▶ _EXERCISE GOAL_
Only the pictures are to be left out; set down the rest of the records exactly.

(Collected data entries)
···

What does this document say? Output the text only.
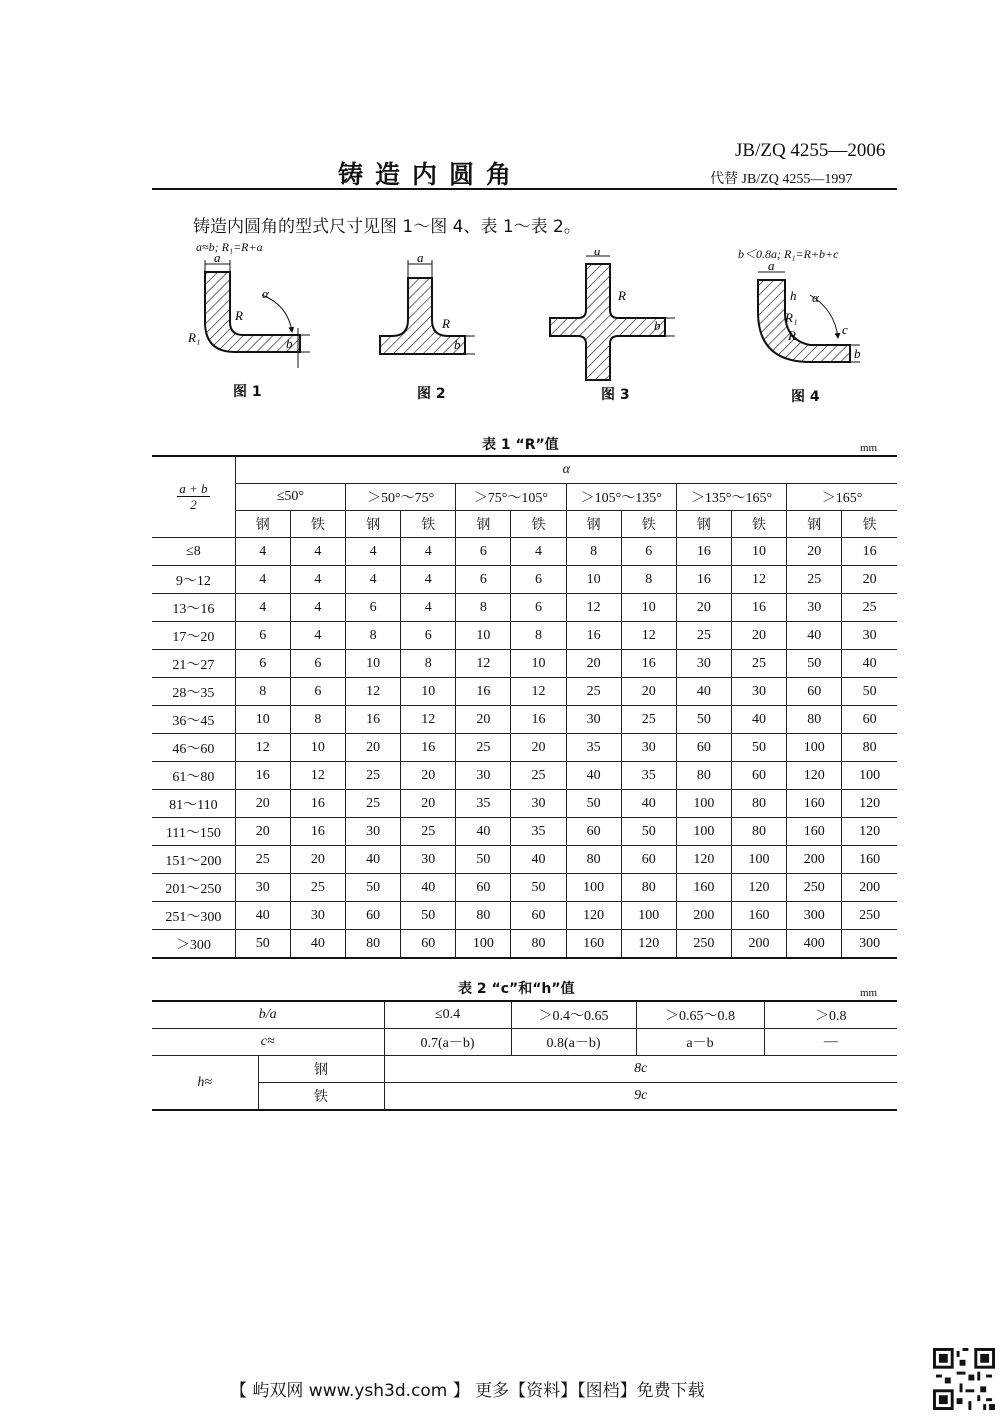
JB/ZQ 4255—2006
铸造内圆角	代替 JB/ZQ 4255—1997
铸造内圆角的型式尺寸见图 1～图 4、表 1～表 2。
a≈b; R₁=R+a	b＜0.8a; R₁=R+b+c
a
R
R₁
α
b
a
R
b
a
R
b
a
h
R₁
R
α
c
b
图 1	图 2	图 3	图 4
表 1 “R”值	mm
$\frac{a + b}{2}$	α											
	≤50°		＞50°～75°		＞75°～105°		＞105°～135°		＞135°～165°		＞165°	
	钢	铁	钢	铁	钢	铁	钢	铁	钢	铁	钢	铁
≤8	4	4	4	4	6	4	8	6	16	10	20	16
9～12	4	4	4	4	6	6	10	8	16	12	25	20
13～16	4	4	6	4	8	6	12	10	20	16	30	25
17～20	6	4	8	6	10	8	16	12	25	20	40	30
21～27	6	6	10	8	12	10	20	16	30	25	50	40
28～35	8	6	12	10	16	12	25	20	40	30	60	50
36～45	10	8	16	12	20	16	30	25	50	40	80	60
46～60	12	10	20	16	25	20	35	30	60	50	100	80
61～80	16	12	25	20	30	25	40	35	80	60	120	100
81～110	20	16	25	20	35	30	50	40	100	80	160	120
111～150	20	16	30	25	40	35	60	50	100	80	160	120
151～200	25	20	40	30	50	40	80	60	120	100	200	160
201～250	30	25	50	40	60	50	100	80	160	120	250	200
251～300	40	30	60	50	80	60	120	100	200	160	300	250
＞300	50	40	80	60	100	80	160	120	250	200	400	300
表 2 “c”和“h”值	mm
b/a		≤0.4	＞0.4～0.65	＞0.65～0.8	＞0.8
c≈		0.7(a－b)	0.8(a－b)	a－b	—
h≈	钢	8c			
	铁	9c			
【 屿双网 www.ysh3d.com 】 更多【资料】【图档】免费下载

···

▶ _FULL ANSWER_
What does this document say? Output the text only.
JB/ZQ 4255—2006
铸造内圆角	代替 JB/ZQ 4255—1997
铸造内圆角的型式尺寸见图 1～图 4、表 1～表 2。
a≈b; R₁=R+a	b＜0.8a; R₁=R+b+c
a
R
R₁
α
b
a
R
b
a
R
b
a
h
R₁
R
α
c
b
图 1	图 2	图 3	图 4
表 1 “R”值	mm
$\frac{a + b}{2}$	α											
	≤50°		＞50°～75°		＞75°～105°		＞105°～135°		＞135°～165°		＞165°	
	钢	铁	钢	铁	钢	铁	钢	铁	钢	铁	钢	铁
≤8	4	4	4	4	6	4	8	6	16	10	20	16
9～12	4	4	4	4	6	6	10	8	16	12	25	20
13～16	4	4	6	4	8	6	12	10	20	16	30	25
17～20	6	4	8	6	10	8	16	12	25	20	40	30
21～27	6	6	10	8	12	10	20	16	30	25	50	40
28～35	8	6	12	10	16	12	25	20	40	30	60	50
36～45	10	8	16	12	20	16	30	25	50	40	80	60
46～60	12	10	20	16	25	20	35	30	60	50	100	80
61～80	16	12	25	20	30	25	40	35	80	60	120	100
81～110	20	16	25	20	35	30	50	40	100	80	160	120
111～150	20	16	30	25	40	35	60	50	100	80	160	120
151～200	25	20	40	30	50	40	80	60	120	100	200	160
201～250	30	25	50	40	60	50	100	80	160	120	250	200
251～300	40	30	60	50	80	60	120	100	200	160	300	250
＞300	50	40	80	60	100	80	160	120	250	200	400	300
表 2 “c”和“h”值	mm
b/a		≤0.4	＞0.4～0.65	＞0.65～0.8	＞0.8
c≈		0.7(a－b)	0.8(a－b)	a－b	—
h≈	钢	8c			
	铁	9c			
【 屿双网 www.ysh3d.com 】 更多【资料】【图档】免费下载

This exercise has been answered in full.